((
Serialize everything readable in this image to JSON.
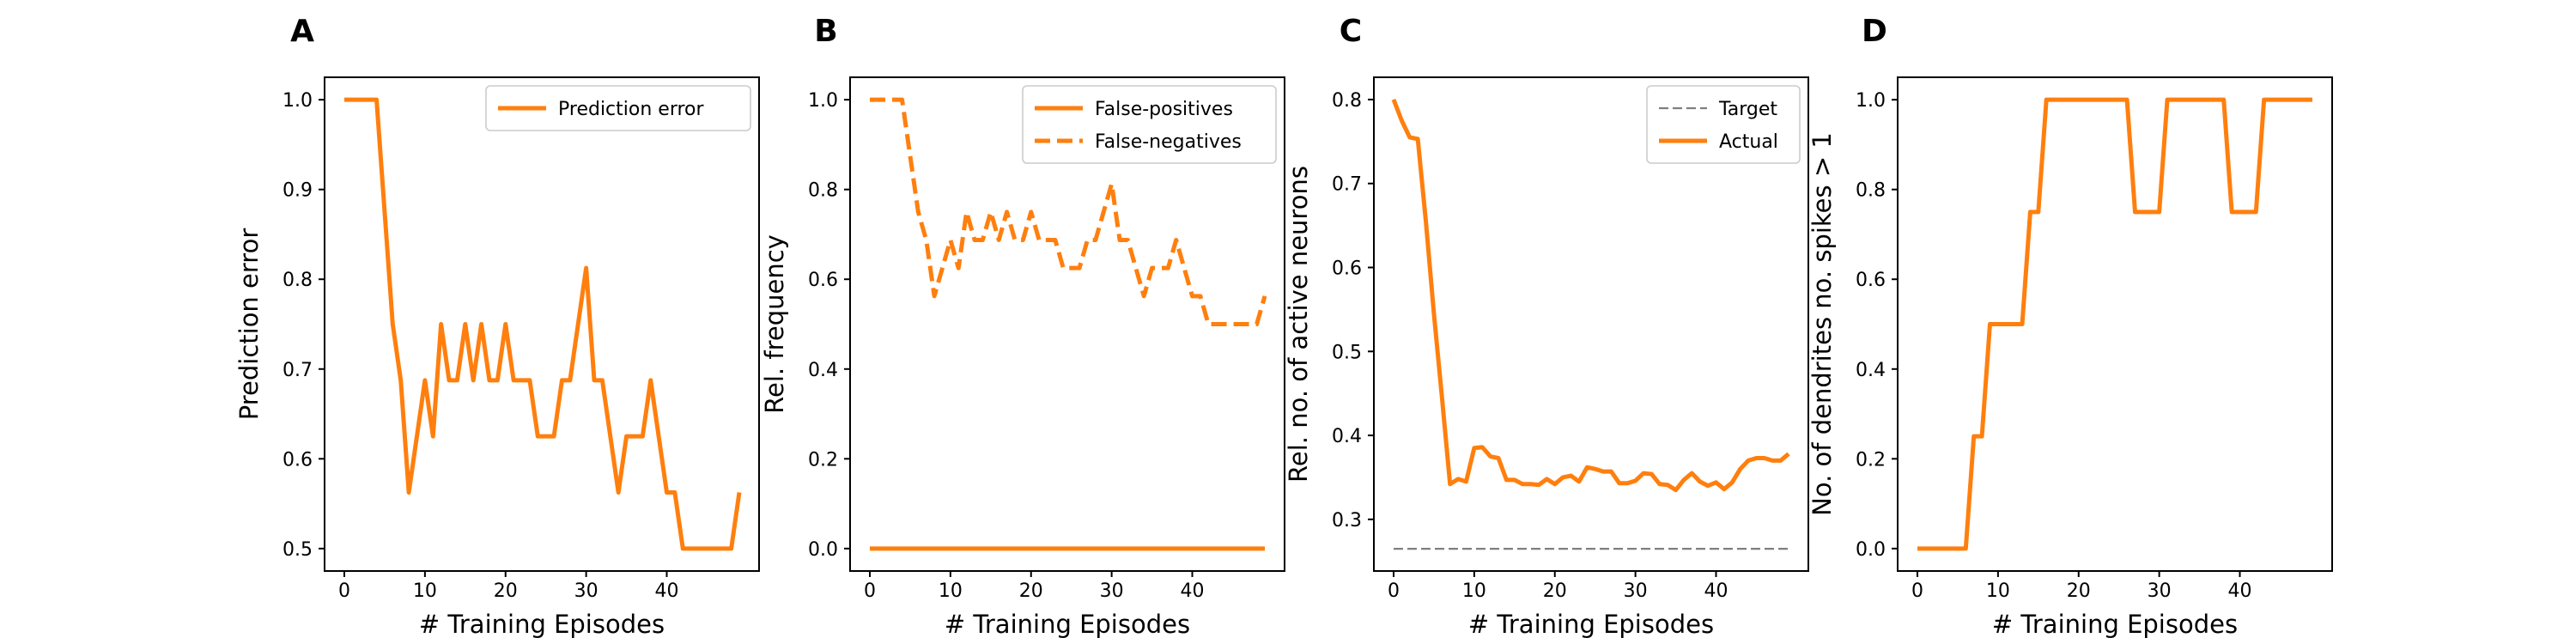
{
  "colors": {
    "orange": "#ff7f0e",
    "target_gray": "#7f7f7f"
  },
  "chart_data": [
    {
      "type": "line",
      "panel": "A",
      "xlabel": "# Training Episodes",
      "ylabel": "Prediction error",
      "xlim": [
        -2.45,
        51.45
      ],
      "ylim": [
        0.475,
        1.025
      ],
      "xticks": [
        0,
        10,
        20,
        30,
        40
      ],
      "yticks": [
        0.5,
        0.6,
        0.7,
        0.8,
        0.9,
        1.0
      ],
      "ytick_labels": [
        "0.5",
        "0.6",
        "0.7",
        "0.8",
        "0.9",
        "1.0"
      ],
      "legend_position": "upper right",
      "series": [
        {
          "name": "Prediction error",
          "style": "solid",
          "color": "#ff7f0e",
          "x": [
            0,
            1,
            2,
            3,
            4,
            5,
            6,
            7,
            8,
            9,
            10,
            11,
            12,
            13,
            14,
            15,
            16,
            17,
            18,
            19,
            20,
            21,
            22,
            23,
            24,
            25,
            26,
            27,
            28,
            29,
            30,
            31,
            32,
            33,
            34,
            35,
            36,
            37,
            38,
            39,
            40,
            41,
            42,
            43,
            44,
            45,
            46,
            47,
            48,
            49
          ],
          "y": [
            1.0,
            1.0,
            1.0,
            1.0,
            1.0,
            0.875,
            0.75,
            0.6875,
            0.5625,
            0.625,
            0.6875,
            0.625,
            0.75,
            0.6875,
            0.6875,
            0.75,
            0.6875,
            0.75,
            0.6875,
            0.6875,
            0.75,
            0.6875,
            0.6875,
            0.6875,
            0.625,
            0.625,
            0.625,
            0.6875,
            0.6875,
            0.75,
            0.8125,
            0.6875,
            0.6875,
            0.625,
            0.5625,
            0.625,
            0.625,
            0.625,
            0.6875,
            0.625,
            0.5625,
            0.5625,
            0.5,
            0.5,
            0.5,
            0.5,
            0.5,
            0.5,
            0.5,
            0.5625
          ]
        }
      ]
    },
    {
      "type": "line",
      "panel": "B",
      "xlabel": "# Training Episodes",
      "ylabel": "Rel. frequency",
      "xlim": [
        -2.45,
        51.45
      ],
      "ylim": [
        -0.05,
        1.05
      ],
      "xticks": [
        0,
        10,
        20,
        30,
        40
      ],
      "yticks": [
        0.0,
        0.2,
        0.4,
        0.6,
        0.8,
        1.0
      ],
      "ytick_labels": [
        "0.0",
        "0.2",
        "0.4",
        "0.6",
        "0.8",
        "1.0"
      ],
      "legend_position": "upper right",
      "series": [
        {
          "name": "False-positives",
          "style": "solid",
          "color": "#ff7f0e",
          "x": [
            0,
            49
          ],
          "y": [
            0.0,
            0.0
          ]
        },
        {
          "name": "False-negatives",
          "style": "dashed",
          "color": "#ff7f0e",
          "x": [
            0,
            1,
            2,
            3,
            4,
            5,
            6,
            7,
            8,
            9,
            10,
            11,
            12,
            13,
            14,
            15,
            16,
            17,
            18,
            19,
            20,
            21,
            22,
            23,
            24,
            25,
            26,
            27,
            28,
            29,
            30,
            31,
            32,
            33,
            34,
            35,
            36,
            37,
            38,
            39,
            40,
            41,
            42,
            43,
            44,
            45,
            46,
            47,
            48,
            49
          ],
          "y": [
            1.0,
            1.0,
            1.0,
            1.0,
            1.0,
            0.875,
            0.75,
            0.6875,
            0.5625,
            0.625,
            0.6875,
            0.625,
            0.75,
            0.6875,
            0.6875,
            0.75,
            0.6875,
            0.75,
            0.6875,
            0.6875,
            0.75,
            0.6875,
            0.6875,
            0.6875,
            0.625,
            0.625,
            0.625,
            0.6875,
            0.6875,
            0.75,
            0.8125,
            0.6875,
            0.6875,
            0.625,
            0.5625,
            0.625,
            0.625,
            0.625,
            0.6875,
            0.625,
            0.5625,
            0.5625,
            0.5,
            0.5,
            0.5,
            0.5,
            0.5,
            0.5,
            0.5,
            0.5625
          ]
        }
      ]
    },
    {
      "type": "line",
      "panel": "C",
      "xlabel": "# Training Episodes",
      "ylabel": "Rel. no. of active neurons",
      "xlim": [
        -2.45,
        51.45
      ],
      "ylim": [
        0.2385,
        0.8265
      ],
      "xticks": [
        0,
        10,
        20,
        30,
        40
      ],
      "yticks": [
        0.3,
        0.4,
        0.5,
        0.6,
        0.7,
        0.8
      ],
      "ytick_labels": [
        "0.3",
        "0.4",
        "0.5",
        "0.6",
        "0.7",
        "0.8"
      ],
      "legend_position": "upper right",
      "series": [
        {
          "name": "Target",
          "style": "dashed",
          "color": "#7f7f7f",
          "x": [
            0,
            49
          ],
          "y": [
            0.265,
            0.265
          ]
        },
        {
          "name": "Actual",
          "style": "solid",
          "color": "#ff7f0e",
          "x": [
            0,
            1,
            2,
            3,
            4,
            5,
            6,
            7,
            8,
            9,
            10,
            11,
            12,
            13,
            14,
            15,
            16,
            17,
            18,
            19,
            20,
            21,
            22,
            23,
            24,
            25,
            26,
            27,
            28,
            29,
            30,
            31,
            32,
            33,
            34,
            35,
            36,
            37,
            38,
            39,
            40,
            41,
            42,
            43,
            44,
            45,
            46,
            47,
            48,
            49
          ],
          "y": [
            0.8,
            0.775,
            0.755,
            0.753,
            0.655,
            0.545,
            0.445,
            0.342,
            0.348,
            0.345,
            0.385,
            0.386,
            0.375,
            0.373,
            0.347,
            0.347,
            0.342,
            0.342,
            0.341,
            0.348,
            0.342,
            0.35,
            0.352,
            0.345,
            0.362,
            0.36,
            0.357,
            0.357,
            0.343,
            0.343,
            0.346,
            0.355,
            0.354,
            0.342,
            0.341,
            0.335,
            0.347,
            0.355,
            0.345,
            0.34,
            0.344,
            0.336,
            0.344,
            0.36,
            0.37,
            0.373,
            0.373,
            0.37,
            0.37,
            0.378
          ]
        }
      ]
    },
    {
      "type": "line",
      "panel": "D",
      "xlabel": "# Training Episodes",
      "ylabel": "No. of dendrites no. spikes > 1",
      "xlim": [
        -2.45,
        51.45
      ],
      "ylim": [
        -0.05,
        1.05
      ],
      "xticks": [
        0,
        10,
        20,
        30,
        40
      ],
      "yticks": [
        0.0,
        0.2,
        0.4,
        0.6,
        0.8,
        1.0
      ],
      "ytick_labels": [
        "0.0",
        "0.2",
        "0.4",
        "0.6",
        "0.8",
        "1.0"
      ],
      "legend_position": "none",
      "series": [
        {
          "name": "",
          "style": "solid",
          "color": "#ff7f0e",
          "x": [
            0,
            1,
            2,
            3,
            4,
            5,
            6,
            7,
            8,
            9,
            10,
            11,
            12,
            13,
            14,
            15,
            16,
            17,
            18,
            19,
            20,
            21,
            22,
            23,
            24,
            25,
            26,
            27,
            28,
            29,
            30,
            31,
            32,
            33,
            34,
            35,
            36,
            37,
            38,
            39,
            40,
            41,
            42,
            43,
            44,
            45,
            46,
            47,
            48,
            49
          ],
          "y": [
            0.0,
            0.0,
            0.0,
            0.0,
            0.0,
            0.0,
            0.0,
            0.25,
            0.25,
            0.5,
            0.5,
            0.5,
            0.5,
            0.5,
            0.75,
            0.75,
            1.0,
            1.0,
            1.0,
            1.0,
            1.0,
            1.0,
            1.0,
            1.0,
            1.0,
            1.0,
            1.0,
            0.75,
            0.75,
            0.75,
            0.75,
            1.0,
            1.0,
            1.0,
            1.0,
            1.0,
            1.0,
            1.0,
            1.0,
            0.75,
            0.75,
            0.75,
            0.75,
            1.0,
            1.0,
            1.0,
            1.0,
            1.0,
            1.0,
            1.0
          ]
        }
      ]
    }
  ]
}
))
What is needed: Tell how many lines in the records above contain "False", giving the number and no other words.

Exercise output: 2